→ **BRANO FORNITO**:
§ §
Tuttavia, la realtà è molto più complessa. Le persone non sempre valutano realisticamente le proprie risorse – emotive, fisiche e finanziarie – e spesso si pongono obiettivi che non corrispondono alle loro capacità. Le circostanze possono cambiare e l’obiettivo diventa irraggiungibile o perde di valore. In questi casi, abbandonare o adattare l’obiettivo può essere più razionale e vantaggioso per la psiche.

Vale la pena notare che l’abbandono dell’obiettivo non è sempre un segno di debolezza. Si tratta di una decisione situazionale legata a circostanze specifiche, non di un tratto caratteriale. Inoltre, rinunciare a un obiettivo e passare a un altro a volte richiede ancora più coraggio che continuare a lottare contro barriere irraggiungibili.

Un approccio scientifico all’abbandono degli obiettivi

Un team di ricercatori internazionali ha condotto una meta-analisi di 235 studi, che coprono più di 1.400 relazioni tra il rifiuto o il raggiungimento di un obiettivo e il benessere psicologico dei partecipanti.

L’abbandono dell’obiettivo si verifica quando si abbandona consapevolmente un obiettivo sia a livello cognitivo (pensieri) che comportamentale (azioni). In caso contrario, si può formalmente continuare ad agire senza nemmeno sforzarsi di ottenere un risultato.

È più probabile che le persone abbandonino gli obiettivi se:

  • ricevono critiche sull’adeguatezza delle loro azioni;
  • sentirsi minacciati o in pericolo;
  • si trovano in una “crisi di attività” quando non è chiaro cosa fare dopo.
§ §
→ **DATI DA ESAMINARE**:

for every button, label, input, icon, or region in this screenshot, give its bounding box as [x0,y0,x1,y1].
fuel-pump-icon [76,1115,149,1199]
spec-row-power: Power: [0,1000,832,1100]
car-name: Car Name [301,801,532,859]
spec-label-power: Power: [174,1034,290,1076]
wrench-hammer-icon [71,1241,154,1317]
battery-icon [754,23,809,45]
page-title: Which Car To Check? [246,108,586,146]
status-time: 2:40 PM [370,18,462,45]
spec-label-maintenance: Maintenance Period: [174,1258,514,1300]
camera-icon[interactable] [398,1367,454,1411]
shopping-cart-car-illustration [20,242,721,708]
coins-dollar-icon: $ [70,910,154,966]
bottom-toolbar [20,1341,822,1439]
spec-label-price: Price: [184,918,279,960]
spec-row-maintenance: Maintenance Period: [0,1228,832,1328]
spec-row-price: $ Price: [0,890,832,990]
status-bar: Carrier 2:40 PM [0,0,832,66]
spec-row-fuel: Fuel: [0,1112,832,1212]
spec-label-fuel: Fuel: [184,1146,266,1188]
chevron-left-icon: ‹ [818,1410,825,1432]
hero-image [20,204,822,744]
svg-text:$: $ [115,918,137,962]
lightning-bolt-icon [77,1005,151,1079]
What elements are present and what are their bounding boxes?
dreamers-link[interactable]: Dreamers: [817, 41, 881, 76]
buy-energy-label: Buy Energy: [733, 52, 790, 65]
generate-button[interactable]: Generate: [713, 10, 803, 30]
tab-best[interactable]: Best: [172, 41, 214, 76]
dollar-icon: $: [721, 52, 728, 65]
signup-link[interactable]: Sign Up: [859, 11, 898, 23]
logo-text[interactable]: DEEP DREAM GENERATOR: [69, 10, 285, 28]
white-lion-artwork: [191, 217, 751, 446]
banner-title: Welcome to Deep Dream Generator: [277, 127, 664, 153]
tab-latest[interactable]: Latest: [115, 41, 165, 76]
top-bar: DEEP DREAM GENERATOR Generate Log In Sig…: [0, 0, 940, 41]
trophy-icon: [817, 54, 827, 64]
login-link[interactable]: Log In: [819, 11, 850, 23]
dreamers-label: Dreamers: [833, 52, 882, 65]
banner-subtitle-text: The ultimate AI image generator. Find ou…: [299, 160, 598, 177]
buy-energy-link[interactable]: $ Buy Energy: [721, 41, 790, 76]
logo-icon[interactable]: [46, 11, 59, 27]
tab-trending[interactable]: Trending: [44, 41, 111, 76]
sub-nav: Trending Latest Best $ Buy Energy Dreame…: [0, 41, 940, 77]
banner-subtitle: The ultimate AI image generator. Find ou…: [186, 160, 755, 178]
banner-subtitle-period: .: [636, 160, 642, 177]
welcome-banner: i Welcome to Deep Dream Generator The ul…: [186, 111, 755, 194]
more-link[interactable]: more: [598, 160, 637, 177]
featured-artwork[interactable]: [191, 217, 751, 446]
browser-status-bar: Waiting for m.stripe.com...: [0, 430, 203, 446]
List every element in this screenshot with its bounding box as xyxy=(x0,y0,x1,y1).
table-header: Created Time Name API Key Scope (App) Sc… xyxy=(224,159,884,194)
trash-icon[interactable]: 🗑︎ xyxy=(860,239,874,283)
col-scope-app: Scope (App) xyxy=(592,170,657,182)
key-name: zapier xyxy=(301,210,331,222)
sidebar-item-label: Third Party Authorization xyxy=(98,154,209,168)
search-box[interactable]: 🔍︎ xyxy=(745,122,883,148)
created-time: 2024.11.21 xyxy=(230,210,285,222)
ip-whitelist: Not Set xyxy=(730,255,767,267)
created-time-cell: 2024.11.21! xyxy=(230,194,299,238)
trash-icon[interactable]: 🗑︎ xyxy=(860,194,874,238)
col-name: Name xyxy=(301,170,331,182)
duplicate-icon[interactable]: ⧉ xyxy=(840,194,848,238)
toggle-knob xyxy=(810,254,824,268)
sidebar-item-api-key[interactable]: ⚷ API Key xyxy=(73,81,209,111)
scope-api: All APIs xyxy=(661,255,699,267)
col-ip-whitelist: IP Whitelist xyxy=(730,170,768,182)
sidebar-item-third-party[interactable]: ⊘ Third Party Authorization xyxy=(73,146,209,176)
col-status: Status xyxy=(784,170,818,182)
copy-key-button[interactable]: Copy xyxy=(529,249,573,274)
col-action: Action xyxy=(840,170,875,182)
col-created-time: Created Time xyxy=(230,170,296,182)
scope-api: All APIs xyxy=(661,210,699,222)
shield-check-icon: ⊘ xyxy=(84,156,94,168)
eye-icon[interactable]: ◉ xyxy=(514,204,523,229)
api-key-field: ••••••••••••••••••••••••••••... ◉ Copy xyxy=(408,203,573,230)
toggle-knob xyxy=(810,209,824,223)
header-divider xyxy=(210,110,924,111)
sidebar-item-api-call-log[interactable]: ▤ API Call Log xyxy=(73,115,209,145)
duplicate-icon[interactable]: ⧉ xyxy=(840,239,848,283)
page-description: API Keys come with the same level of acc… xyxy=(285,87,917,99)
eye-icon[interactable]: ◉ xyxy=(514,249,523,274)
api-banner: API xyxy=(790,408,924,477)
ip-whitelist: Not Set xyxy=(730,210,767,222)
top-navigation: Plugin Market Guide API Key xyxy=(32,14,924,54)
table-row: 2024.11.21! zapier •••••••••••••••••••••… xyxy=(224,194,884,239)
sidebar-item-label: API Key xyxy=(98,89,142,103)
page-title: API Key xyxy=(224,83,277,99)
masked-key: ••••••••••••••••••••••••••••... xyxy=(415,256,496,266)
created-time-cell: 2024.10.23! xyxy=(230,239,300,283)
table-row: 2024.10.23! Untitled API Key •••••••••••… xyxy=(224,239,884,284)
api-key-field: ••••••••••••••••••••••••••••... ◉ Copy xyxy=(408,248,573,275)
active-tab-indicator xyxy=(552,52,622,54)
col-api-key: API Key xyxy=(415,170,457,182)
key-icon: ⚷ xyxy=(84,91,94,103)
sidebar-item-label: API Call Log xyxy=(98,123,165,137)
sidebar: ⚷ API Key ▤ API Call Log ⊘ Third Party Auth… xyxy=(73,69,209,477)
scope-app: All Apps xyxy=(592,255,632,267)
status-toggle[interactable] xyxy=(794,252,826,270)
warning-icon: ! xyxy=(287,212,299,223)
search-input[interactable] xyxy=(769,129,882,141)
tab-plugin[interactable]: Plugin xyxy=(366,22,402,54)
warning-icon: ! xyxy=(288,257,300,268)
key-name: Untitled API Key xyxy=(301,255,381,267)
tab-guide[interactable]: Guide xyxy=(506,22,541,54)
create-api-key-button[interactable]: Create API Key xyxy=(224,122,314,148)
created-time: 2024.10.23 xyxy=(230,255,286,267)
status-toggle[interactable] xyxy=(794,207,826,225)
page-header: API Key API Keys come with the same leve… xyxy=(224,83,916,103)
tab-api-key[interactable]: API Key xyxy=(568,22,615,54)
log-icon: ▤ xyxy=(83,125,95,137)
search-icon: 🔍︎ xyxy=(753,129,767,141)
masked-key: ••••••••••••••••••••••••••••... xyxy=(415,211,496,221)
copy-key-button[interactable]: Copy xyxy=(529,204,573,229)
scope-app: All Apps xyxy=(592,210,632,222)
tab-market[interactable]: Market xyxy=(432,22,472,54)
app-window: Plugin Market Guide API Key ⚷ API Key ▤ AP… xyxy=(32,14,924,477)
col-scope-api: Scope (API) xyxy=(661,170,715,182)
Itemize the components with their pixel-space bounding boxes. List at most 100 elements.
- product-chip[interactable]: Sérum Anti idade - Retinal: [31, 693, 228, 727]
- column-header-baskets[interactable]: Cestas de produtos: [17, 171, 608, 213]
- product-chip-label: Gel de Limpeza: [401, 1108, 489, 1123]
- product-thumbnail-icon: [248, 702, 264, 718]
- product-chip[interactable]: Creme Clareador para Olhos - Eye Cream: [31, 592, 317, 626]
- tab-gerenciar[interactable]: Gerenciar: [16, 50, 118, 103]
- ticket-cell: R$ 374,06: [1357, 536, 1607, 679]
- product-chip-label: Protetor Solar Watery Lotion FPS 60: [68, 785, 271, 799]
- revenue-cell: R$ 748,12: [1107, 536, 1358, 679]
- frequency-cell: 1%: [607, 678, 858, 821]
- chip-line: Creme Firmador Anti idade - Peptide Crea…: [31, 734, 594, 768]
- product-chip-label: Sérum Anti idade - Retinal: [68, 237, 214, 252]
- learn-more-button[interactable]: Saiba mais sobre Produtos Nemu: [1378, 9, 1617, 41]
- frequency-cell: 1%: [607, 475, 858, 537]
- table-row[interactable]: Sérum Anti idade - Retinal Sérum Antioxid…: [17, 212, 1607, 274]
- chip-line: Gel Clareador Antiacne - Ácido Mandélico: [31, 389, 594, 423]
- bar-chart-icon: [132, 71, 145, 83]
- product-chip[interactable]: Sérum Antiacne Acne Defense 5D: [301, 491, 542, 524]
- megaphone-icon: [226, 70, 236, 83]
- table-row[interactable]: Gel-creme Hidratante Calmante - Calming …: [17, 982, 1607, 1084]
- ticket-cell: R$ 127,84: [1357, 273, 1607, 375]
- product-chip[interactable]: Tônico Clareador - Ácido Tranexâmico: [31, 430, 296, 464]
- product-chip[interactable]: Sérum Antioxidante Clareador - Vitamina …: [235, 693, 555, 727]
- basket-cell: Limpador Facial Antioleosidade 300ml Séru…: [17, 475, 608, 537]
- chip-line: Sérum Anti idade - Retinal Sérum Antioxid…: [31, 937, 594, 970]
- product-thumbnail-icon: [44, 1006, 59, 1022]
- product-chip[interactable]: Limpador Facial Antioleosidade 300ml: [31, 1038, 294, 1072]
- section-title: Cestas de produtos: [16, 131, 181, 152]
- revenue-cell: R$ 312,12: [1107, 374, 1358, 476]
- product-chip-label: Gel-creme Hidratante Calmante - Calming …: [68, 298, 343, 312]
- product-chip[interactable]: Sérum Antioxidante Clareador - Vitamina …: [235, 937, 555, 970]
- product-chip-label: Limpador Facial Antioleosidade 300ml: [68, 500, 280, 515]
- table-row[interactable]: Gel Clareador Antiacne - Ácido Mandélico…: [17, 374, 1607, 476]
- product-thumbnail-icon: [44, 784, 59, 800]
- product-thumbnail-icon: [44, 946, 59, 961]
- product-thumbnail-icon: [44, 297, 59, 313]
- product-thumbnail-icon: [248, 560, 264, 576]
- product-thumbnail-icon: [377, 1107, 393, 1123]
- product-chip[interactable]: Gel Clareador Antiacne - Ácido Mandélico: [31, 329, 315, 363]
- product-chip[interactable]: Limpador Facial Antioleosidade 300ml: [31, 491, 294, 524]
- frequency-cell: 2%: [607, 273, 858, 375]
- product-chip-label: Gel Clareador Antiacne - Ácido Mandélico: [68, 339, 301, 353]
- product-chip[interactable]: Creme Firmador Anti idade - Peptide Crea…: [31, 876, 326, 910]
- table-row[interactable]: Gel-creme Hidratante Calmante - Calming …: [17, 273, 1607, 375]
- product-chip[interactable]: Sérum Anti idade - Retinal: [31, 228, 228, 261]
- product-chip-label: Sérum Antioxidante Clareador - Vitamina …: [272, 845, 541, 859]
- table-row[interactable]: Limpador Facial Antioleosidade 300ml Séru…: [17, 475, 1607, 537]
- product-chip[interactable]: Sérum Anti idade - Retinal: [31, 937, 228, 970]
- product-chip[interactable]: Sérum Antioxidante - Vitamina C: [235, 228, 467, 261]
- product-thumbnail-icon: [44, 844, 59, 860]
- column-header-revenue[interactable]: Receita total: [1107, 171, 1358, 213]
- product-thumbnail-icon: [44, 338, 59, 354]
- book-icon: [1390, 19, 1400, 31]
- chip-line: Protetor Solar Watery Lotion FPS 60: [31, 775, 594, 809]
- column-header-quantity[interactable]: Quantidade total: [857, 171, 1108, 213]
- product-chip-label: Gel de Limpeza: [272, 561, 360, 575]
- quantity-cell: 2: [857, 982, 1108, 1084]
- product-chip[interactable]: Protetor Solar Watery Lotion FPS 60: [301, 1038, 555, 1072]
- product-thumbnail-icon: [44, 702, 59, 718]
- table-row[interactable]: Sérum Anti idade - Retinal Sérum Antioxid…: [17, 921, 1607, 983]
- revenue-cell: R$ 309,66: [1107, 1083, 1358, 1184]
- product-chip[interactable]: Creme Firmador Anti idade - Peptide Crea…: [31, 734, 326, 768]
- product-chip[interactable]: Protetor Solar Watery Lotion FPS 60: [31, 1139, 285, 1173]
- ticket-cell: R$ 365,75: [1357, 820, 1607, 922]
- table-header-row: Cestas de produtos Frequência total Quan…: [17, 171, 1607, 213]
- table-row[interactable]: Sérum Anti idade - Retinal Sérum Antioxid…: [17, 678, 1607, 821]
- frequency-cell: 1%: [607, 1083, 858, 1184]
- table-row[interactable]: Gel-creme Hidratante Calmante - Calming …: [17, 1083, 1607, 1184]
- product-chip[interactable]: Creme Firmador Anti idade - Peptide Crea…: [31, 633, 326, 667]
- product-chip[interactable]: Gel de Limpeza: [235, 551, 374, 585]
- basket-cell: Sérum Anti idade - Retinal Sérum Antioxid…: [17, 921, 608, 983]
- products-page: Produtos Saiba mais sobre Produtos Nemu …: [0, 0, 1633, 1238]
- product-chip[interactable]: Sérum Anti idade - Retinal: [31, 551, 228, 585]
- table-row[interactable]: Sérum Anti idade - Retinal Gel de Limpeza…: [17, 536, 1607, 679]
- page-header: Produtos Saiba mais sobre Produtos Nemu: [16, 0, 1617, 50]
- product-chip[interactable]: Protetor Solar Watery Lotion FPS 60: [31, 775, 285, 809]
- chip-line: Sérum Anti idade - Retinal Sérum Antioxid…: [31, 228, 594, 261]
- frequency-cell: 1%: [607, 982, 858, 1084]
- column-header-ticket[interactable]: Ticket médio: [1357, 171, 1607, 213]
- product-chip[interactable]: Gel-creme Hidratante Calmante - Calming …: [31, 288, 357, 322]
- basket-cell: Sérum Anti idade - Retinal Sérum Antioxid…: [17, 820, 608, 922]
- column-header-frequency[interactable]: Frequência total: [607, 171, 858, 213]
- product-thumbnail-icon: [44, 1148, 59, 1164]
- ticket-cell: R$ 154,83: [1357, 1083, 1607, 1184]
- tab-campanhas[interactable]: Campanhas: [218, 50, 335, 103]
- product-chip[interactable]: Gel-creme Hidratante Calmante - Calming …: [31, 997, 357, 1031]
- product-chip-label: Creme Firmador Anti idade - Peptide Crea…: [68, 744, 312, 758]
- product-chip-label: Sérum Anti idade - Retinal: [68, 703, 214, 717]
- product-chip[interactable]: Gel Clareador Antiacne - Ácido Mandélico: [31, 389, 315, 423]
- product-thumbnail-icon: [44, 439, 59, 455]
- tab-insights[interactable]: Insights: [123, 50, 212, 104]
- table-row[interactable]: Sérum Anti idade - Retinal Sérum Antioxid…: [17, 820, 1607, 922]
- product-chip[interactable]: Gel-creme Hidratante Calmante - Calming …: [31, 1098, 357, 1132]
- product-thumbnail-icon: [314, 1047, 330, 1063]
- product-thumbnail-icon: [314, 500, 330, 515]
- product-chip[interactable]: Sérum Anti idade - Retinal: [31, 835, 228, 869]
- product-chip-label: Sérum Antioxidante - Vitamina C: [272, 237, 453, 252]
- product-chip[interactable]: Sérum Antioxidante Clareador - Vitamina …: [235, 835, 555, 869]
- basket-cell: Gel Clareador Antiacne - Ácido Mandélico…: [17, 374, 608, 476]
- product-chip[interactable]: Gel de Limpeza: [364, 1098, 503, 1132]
§ §
→ **ESERCIZI PROPOSTI**:
**a.** Nel brano sull'abbandono degli obiettivi, quanti studi ha esaminato la meta-analisi condotta dal team di ricercatori internazionali?
**b.** Prosegui il brano sull'abbandono degli obiettivi partendo dall'ultima frase riportata.

→ **RISPOSTE SCRITTE**:
**a.** 235 studi.

**b.**
È stato anche scoperto che è più facile abbandonare gli obiettivi imposti dall’esterno rispetto a quelli strettamente legati all’identità di una persona.

Benefici psicologici dell’abbandono degli obiettivi

I risultati della meta-analisi hanno mostrato che coloro che rinunciavano a obiettivi irraggiungibili avevano livelli più bassi di stress, ansia e depressione. La persistenza cieca, al contrario, ha peggiorato la salute mentale. Il fallimento costante e lo spreco di risorse sono debilitanti e l’abbandono degli obiettivi funziona come una “rete di sicurezza psicologica”.

L’abbandono di un obiettivo irraggiungibile consente una rivalutazione realistica del rapporto risorse/costi e la creazione di piani più realizzabili. Riduce il rischio di esaurimento emotivo e apre lo spazio per nuovi obiettivi, migliorando il benessere psicologico generale.

Ritornare e trasformare gli obiettivi

Il reengagement degli obiettivi si verifica quando un individuo sceglie un nuovo obiettivo, una versione semplificata di un obiettivo precedente o trova modi alternativi per raggiungere un obiettivo precedentemente concepito dopo un rifiuto.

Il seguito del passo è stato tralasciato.